**The problem**
Identify every line in the records below that contains the word "Rise", and copy each of those lines.

**Data entries**
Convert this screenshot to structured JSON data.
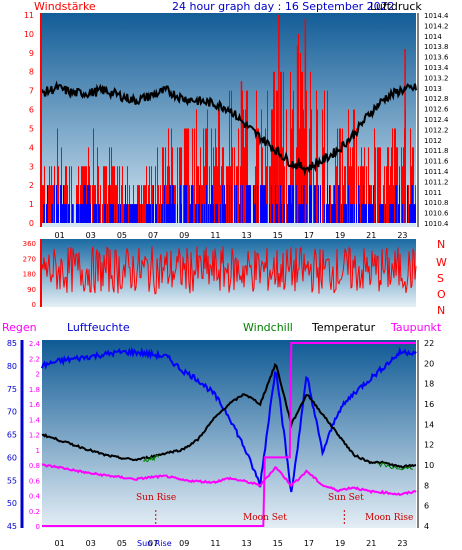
{
  "header": {
    "windstarke": "Windstärke",
    "title": "24 hour graph day : 16 September 2022",
    "luftdruck": "Luftdruck"
  },
  "colors": {
    "panel_top": "#1c6fa4",
    "panel_bottom": "#e0ecf4",
    "wind_red": "#ff0000",
    "wind_blue": "#0000ff",
    "pressure": "#000000",
    "humidity": "#0000ff",
    "temperature": "#000000",
    "windchill": "#008000",
    "dewpoint": "#ff00ff",
    "rain": "#ff00ff",
    "axis_left_top": "#ff0000",
    "axis_left_bottom": "#0000cc"
  },
  "direction_labels": [
    "N",
    "W",
    "S",
    "O",
    "N"
  ],
  "legend3": {
    "regen": "Regen",
    "luftfeuchte": "Luftfeuchte",
    "windchill": "Windchill",
    "temperatur": "Temperatur",
    "taupunkt": "Taupunkt"
  },
  "events": {
    "sun_rise": "Sun Rise",
    "sun_set": "Sun Set",
    "moon_set": "Moon Set",
    "moon_rise": "Moon Rise",
    "sunrise_axis": "Sun Rise"
  },
  "chart_data": [
    {
      "type": "bar",
      "title": "24 hour graph day : 16 September 2022",
      "ylabel": "Windstärke",
      "y2label": "Luftdruck",
      "x_ticks": [
        "01",
        "03",
        "05",
        "07",
        "09",
        "11",
        "13",
        "15",
        "17",
        "19",
        "21",
        "23"
      ],
      "ylim": [
        0,
        11
      ],
      "y_ticks": [
        "0",
        "1",
        "2",
        "3",
        "4",
        "5",
        "6",
        "7",
        "8",
        "9",
        "10",
        "11"
      ],
      "y2lim": [
        1010.4,
        1014.4
      ],
      "y2_ticks": [
        "1010.4",
        "1010.6",
        "1010.8",
        "1011",
        "1011.2",
        "1011.4",
        "1011.6",
        "1011.8",
        "1012",
        "1012.2",
        "1012.4",
        "1012.6",
        "1012.8",
        "1013",
        "1013.2",
        "1013.4",
        "1013.6",
        "1013.8",
        "1014",
        "1014.2",
        "1014.4"
      ],
      "series": [
        {
          "values_hours": [
            0,
            1,
            2,
            3,
            4,
            5,
            6,
            7,
            8,
            9,
            10,
            11,
            12,
            13,
            14,
            15,
            16,
            17,
            18,
            19,
            20,
            21,
            22,
            23,
            24
          ],
          "wind_avg": [
            1.5,
            1.5,
            1.2,
            1.4,
            1.3,
            1.2,
            1.0,
            1.2,
            1.4,
            1.8,
            1.5,
            1.7,
            2.0,
            2.0,
            2.2,
            2.3,
            2.2,
            2.1,
            1.6,
            1.4,
            1.5,
            1.3,
            1.4,
            1.6,
            1.6
          ],
          "wind_gust": [
            3,
            4,
            3,
            4,
            3,
            3,
            2,
            3,
            4,
            5,
            5,
            5,
            6,
            6,
            6,
            7,
            8,
            8,
            6,
            5,
            5,
            4,
            4,
            5,
            5
          ]
        },
        {
          "name": "Luftdruck",
          "values_hours": [
            0,
            1,
            2,
            3,
            4,
            5,
            6,
            7,
            8,
            9,
            10,
            11,
            12,
            13,
            14,
            15,
            16,
            17,
            18,
            19,
            20,
            21,
            22,
            23,
            24
          ],
          "values": [
            1012.9,
            1013.0,
            1012.9,
            1012.9,
            1012.95,
            1012.85,
            1012.75,
            1012.85,
            1012.95,
            1012.8,
            1012.75,
            1012.7,
            1012.6,
            1012.3,
            1012.05,
            1011.8,
            1011.55,
            1011.45,
            1011.6,
            1011.8,
            1012.1,
            1012.5,
            1012.8,
            1012.95,
            1013.0
          ]
        }
      ]
    },
    {
      "type": "bar",
      "ylabel": "wind direction (degrees)",
      "ylim": [
        0,
        360
      ],
      "y_ticks": [
        "0",
        "90",
        "180",
        "270",
        "360"
      ],
      "series": [
        {
          "name": "direction",
          "values_hours": [
            0,
            24
          ],
          "values": [
            0,
            360
          ]
        }
      ]
    },
    {
      "type": "line",
      "x_ticks": [
        "01",
        "03",
        "05",
        "07",
        "09",
        "11",
        "13",
        "15",
        "17",
        "19",
        "21",
        "23"
      ],
      "rain_ylim": [
        0,
        2.4
      ],
      "rain_ticks": [
        "0",
        "0.2",
        "0.4",
        "0.6",
        "0.8",
        "1",
        "1.2",
        "1.4",
        "1.6",
        "1.8",
        "2",
        "2.2",
        "2.4"
      ],
      "humidity_ylim": [
        45,
        85
      ],
      "humidity_ticks": [
        "45",
        "50",
        "55",
        "60",
        "65",
        "70",
        "75",
        "80",
        "85"
      ],
      "temp_ylim": [
        4,
        22
      ],
      "temp_ticks": [
        "4",
        "6",
        "8",
        "10",
        "12",
        "14",
        "16",
        "18",
        "20",
        "22"
      ],
      "series": [
        {
          "name": "Luftfeuchte",
          "values_hours": [
            0,
            1,
            2,
            3,
            4,
            5,
            6,
            7,
            8,
            9,
            10,
            11,
            12,
            13,
            14,
            15,
            16,
            17,
            18,
            19,
            20,
            21,
            22,
            23,
            24
          ],
          "values": [
            80,
            81,
            81.5,
            82,
            82.5,
            83,
            83,
            82.5,
            82,
            79,
            77,
            74,
            69,
            62,
            54,
            80,
            52,
            78,
            61,
            70,
            74,
            77,
            80,
            83,
            83
          ]
        },
        {
          "name": "Temperatur",
          "values_hours": [
            0,
            1,
            2,
            3,
            4,
            5,
            6,
            7,
            8,
            9,
            10,
            11,
            12,
            13,
            14,
            15,
            16,
            17,
            18,
            19,
            20,
            21,
            22,
            23,
            24
          ],
          "values": [
            13,
            12.5,
            12,
            11.5,
            11,
            10.7,
            10.5,
            10.8,
            11.2,
            11.5,
            12.5,
            14.5,
            16,
            17,
            16,
            20,
            14,
            17,
            15,
            13,
            11,
            10.3,
            10.2,
            9.8,
            10
          ]
        },
        {
          "name": "Taupunkt",
          "values_hours": [
            0,
            1,
            2,
            3,
            4,
            5,
            6,
            7,
            8,
            9,
            10,
            11,
            12,
            13,
            14,
            15,
            16,
            17,
            18,
            19,
            20,
            21,
            22,
            23,
            24
          ],
          "values": [
            10,
            9.8,
            9.5,
            9.2,
            9,
            8.8,
            8.6,
            8.8,
            8.9,
            8.5,
            8.4,
            8.3,
            8.7,
            8.4,
            8.0,
            9.8,
            8.0,
            9.4,
            8.0,
            7.5,
            7.8,
            7.4,
            7.3,
            7.1,
            7.4
          ]
        },
        {
          "name": "Regen",
          "values_hours": [
            0,
            14.2,
            14.3,
            15.9,
            16.0,
            24
          ],
          "values": [
            0,
            0,
            0.9,
            0.9,
            2.4,
            2.4
          ]
        }
      ]
    }
  ]
}
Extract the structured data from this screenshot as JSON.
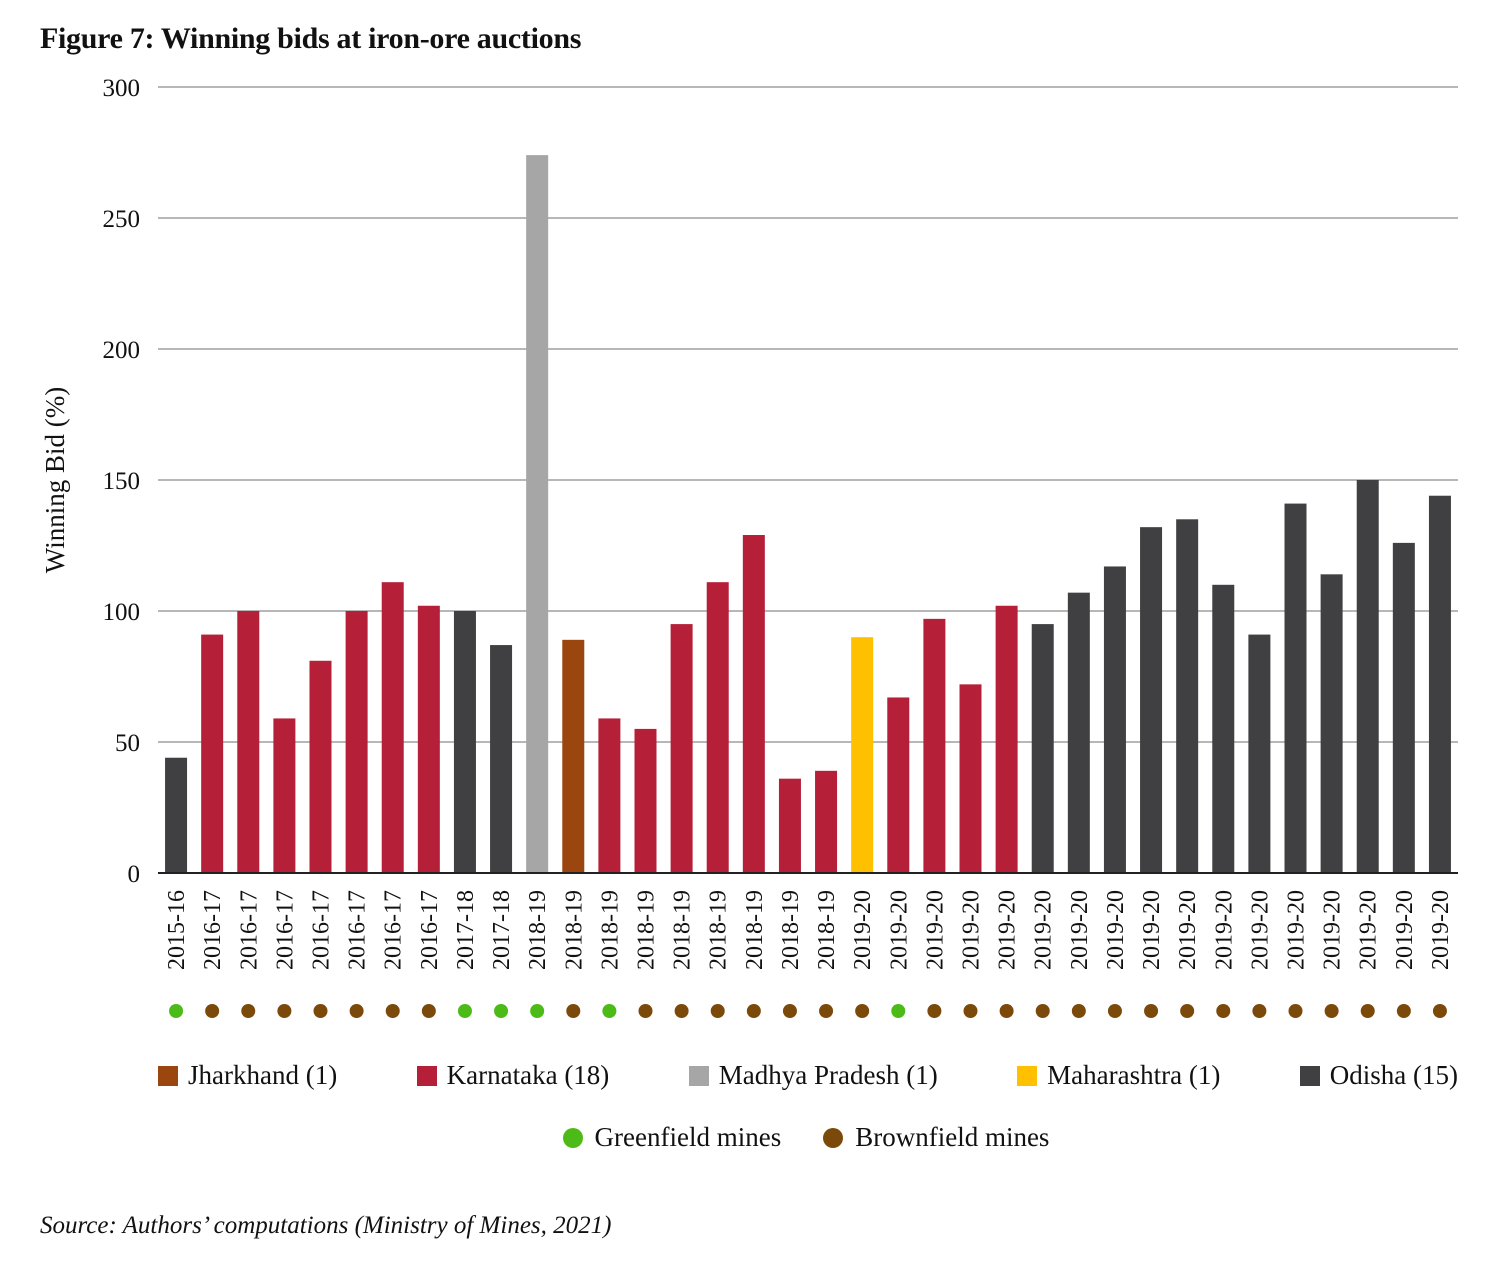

**Complete response**
    "sun_rise": "Sun Rise",
    "moon_rise": "Moon Rise",
    "sunrise_axis": "Sun Rise"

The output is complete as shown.